Exercise directions. Repeat the passage below on predicting and naming chemosensory genes, word for word and in full.

The open reading frames (ORFs) of the chemosensory genes were predicted using ORF finder (http://www.ncbi.nlm.nih.gov/gorf/gorf.html). The similarity searches were performed with the NCBI-BLAST network server (http://blast.ncbi.nlm.nih.gov/). Transmembrane domains of both CbowORs and CbowIRs were predicted with the TMHMM Server Version 2.0 (http://www.cbs.dtu.dk/services/TMHMM). Putative N-terminal signal peptides of CbowOBPs and CbowCSPs were predicted by Signal IP 4.1 (http://www.cbs.dtu.dk/services/SignalP/) [74].

Nomenclature of all genes

We adopted nomenclature for the CbowORco, CbowIRs and CbowSNMPs that are analogous to those deposited in GenBank (http://www.ncbi.nlm.nih.gov/genbank/). Based on previous studies, CbowOBPs were divided into three groups [3, 4]: Classic OBPs, characterized by 6 cysteine residues at conserved positions; Plus-C OBPs, which have 4–6 additional cysteines and one characteristic proline; and Minus-C OBPs, which are missing cysteine residues, generally C2 and C5. The rest of the chemosensory genes of C. bowringi were named based on their order in the antennal transcriptome data.

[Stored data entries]
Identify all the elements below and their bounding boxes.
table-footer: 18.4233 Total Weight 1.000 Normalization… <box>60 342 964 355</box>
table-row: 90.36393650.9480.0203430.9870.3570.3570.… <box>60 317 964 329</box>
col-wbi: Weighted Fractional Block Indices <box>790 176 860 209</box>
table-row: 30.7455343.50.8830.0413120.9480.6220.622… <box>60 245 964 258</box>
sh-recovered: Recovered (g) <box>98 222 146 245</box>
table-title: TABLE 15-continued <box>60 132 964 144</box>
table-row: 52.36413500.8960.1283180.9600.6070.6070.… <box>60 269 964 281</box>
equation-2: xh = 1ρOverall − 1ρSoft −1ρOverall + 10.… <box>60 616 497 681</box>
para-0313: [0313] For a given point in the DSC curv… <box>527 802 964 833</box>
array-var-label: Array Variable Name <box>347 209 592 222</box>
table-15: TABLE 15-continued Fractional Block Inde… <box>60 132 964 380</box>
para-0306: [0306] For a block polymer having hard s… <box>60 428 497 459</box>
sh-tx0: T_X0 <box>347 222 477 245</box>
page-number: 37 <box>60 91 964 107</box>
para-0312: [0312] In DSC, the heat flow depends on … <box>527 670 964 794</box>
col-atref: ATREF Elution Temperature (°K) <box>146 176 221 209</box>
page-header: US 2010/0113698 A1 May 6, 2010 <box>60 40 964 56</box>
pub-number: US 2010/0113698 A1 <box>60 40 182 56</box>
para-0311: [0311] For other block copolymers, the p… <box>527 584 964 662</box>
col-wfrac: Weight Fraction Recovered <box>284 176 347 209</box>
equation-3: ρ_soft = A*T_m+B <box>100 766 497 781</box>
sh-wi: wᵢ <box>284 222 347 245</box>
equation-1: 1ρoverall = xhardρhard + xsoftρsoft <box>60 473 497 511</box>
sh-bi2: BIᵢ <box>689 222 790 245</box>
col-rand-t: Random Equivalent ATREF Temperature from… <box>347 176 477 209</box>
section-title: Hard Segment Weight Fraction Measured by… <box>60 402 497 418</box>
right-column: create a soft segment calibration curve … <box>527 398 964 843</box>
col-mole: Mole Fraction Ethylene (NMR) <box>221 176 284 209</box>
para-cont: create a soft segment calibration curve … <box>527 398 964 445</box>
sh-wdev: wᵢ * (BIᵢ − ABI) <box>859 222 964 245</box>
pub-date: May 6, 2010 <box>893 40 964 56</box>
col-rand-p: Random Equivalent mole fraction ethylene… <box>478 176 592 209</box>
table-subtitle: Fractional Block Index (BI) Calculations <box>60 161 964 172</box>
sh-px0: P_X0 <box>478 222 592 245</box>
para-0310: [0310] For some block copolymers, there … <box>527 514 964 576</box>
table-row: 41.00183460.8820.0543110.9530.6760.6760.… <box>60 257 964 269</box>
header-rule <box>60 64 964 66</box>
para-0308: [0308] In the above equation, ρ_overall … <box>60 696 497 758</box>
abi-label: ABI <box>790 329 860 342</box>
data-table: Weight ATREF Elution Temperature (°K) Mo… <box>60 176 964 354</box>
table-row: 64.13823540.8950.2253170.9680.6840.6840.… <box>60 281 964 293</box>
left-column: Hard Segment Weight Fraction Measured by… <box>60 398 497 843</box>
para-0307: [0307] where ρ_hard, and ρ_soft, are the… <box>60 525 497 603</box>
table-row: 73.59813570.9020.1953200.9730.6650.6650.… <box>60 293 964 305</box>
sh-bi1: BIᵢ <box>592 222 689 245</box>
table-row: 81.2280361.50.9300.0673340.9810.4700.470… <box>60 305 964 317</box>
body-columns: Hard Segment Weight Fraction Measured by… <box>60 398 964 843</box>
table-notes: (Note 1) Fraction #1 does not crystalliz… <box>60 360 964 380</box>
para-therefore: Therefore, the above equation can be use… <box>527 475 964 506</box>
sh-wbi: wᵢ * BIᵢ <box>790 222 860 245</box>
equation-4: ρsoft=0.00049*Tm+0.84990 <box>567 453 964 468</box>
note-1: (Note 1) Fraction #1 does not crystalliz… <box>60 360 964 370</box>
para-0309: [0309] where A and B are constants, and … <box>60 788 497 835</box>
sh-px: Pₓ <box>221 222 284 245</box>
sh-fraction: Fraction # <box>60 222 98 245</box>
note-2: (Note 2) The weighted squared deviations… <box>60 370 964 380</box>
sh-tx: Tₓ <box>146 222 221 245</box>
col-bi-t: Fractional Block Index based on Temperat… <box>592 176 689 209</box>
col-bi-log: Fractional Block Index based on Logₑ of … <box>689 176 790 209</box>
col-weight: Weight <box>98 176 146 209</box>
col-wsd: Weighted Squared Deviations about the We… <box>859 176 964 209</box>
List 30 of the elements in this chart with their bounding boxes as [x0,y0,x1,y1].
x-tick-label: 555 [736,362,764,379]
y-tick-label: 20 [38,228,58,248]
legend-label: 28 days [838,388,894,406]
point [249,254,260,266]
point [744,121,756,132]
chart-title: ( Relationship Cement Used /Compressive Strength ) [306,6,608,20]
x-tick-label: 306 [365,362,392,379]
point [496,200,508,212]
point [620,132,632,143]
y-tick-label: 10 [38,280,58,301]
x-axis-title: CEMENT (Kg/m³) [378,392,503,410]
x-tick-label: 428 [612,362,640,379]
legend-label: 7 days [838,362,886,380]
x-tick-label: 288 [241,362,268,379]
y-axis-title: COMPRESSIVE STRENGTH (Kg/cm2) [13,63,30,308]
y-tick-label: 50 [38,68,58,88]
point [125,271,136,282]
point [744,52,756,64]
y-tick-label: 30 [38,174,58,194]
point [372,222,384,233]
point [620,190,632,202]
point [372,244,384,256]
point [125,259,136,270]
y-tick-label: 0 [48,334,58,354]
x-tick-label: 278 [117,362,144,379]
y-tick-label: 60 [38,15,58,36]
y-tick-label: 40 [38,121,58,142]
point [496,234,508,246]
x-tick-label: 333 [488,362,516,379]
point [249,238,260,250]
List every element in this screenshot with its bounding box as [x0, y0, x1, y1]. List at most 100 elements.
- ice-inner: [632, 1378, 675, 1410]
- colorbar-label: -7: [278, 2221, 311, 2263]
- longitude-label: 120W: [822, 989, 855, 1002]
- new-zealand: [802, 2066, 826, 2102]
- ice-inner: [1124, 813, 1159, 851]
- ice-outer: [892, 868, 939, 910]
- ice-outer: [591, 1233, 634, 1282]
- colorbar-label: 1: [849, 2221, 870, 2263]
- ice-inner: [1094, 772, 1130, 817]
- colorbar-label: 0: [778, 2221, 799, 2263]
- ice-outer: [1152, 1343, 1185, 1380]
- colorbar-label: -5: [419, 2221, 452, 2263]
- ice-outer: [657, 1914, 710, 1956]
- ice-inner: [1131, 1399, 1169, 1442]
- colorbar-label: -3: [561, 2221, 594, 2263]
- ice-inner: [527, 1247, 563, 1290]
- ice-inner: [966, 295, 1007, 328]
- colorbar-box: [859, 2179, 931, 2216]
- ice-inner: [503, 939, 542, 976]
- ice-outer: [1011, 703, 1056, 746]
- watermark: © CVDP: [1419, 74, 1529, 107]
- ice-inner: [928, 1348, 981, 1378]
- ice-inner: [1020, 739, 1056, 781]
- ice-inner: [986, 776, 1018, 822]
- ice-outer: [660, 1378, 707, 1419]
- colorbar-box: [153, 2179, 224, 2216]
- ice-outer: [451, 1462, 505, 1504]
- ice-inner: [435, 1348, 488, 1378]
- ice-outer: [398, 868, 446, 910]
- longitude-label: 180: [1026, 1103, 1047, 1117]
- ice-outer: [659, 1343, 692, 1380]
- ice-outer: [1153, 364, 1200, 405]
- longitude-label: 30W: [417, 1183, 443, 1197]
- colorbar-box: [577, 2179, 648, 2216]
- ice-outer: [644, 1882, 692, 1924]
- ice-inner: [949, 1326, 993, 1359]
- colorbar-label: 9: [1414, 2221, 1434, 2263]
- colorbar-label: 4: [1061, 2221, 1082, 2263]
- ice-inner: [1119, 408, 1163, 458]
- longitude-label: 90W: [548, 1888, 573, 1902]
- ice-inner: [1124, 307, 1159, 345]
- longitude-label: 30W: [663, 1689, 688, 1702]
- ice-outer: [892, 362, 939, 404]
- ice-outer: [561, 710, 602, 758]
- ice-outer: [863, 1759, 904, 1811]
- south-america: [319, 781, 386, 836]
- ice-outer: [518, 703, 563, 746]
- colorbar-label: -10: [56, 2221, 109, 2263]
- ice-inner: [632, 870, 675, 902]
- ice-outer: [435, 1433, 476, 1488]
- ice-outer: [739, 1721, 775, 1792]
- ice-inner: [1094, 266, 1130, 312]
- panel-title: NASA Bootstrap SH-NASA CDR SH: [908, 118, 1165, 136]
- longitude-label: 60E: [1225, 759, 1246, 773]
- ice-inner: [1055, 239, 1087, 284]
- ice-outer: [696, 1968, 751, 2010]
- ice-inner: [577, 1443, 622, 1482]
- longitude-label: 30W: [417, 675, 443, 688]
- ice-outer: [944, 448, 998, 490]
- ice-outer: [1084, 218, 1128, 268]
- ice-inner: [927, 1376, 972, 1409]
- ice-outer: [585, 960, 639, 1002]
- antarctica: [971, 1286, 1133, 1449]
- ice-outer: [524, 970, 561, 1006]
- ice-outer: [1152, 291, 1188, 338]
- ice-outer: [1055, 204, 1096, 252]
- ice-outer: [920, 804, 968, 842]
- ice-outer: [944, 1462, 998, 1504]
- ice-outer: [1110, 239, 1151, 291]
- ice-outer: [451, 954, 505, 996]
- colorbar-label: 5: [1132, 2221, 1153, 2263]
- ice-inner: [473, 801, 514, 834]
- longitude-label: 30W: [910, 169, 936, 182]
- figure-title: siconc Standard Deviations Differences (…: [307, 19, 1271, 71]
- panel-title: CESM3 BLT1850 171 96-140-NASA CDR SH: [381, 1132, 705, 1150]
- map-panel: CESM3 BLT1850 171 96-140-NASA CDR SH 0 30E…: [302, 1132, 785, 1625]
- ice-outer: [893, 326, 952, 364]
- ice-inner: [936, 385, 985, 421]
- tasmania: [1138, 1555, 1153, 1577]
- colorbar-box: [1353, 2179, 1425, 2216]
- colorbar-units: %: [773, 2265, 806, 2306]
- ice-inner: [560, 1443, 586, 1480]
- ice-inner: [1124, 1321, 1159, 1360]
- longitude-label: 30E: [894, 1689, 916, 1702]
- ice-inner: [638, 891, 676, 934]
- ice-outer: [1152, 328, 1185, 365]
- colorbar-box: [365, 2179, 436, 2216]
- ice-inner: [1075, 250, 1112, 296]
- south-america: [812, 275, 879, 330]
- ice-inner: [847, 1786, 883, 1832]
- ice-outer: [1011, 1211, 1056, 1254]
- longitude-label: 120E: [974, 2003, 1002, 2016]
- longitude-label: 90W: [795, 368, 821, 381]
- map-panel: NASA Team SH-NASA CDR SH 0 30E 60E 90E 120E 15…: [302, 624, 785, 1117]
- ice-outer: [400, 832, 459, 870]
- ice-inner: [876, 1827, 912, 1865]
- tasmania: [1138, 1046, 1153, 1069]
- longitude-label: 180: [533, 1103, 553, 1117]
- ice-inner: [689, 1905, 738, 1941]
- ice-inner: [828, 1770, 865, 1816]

Output of the exercise.
The open reading frames (ORFs) of the chemosensory genes were predicted using ORF finder (http://www.ncbi.nlm.nih.gov/gorf/gorf.html). The similarity searches were performed with the NCBI-BLAST network server (http://blast.ncbi.nlm.nih.gov/). Transmembrane domains of both CbowORs and CbowIRs were predicted with the TMHMM Server Version 2.0 (http://www.cbs.dtu.dk/services/TMHMM). Putative N-terminal signal peptides of CbowOBPs and CbowCSPs were predicted by Signal IP 4.1 (http://www.cbs.dtu.dk/services/SignalP/) [74].

Nomenclature of all genes

We adopted nomenclature for the CbowORco, CbowIRs and CbowSNMPs that are analogous to those deposited in GenBank (http://www.ncbi.nlm.nih.gov/genbank/). Based on previous studies, CbowOBPs were divided into three groups [3, 4]: Classic OBPs, characterized by 6 cysteine residues at conserved positions; Plus-C OBPs, which have 4–6 additional cysteines and one characteristic proline; and Minus-C OBPs, which are missing cysteine residues, generally C2 and C5. The rest of the chemosensory genes of C. bowringi were named based on their order in the antennal transcriptome data.